### What you are asked to do
Extract every entry word for word.

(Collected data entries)
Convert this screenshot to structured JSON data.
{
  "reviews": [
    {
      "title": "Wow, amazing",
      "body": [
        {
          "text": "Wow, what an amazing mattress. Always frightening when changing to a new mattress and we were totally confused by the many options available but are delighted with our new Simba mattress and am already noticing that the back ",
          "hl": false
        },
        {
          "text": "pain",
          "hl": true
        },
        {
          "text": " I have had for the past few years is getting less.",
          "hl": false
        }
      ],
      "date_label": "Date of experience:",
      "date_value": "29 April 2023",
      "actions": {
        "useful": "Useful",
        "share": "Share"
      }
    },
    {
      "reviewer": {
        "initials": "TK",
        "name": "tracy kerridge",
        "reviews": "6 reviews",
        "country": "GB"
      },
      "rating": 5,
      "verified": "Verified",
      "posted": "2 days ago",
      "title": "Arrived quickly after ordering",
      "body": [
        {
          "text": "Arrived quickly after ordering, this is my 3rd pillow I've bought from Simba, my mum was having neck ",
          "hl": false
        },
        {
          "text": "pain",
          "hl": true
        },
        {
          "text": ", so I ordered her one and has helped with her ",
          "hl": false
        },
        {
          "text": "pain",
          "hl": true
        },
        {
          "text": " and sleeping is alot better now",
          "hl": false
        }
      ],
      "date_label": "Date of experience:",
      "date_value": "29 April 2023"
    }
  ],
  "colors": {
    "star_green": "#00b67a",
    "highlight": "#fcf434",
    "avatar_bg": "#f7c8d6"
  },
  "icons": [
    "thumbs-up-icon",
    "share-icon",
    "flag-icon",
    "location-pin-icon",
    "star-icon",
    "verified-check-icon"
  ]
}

### Exercise output
Convert this screenshot to structured JSON data.
{
  "reviews": [
    {
      "title": "Wow, amazing",
      "body": [
        {
          "text": "Wow, what an amazing mattress. Always frightening when changing to a new mattress and we were totally confused by the many options available but are delighted with our new Simba mattress and am already noticing that the back ",
          "hl": false
        },
        {
          "text": "pain",
          "hl": true
        },
        {
          "text": " I have had for the past few years is getting less.",
          "hl": false
        }
      ],
      "date_label": "Date of experience:",
      "date_value": "29 April 2023",
      "actions": {
        "useful": "Useful",
        "share": "Share"
      }
    },
    {
      "reviewer": {
        "initials": "TK",
        "name": "tracy kerridge",
        "reviews": "6 reviews",
        "country": "GB"
      },
      "rating": 5,
      "verified": "Verified",
      "posted": "2 days ago",
      "title": "Arrived quickly after ordering",
      "body": [
        {
          "text": "Arrived quickly after ordering, this is my 3rd pillow I've bought from Simba, my mum was having neck ",
          "hl": false
        },
        {
          "text": "pain",
          "hl": true
        },
        {
          "text": ", so I ordered her one and has helped with her ",
          "hl": false
        },
        {
          "text": "pain",
          "hl": true
        },
        {
          "text": " and sleeping is alot better now",
          "hl": false
        }
      ],
      "date_label": "Date of experience:",
      "date_value": "29 April 2023"
    }
  ],
  "colors": {
    "star_green": "#00b67a",
    "highlight": "#fcf434",
    "avatar_bg": "#f7c8d6"
  },
  "icons": [
    "thumbs-up-icon",
    "share-icon",
    "flag-icon",
    "location-pin-icon",
    "star-icon",
    "verified-check-icon"
  ]
}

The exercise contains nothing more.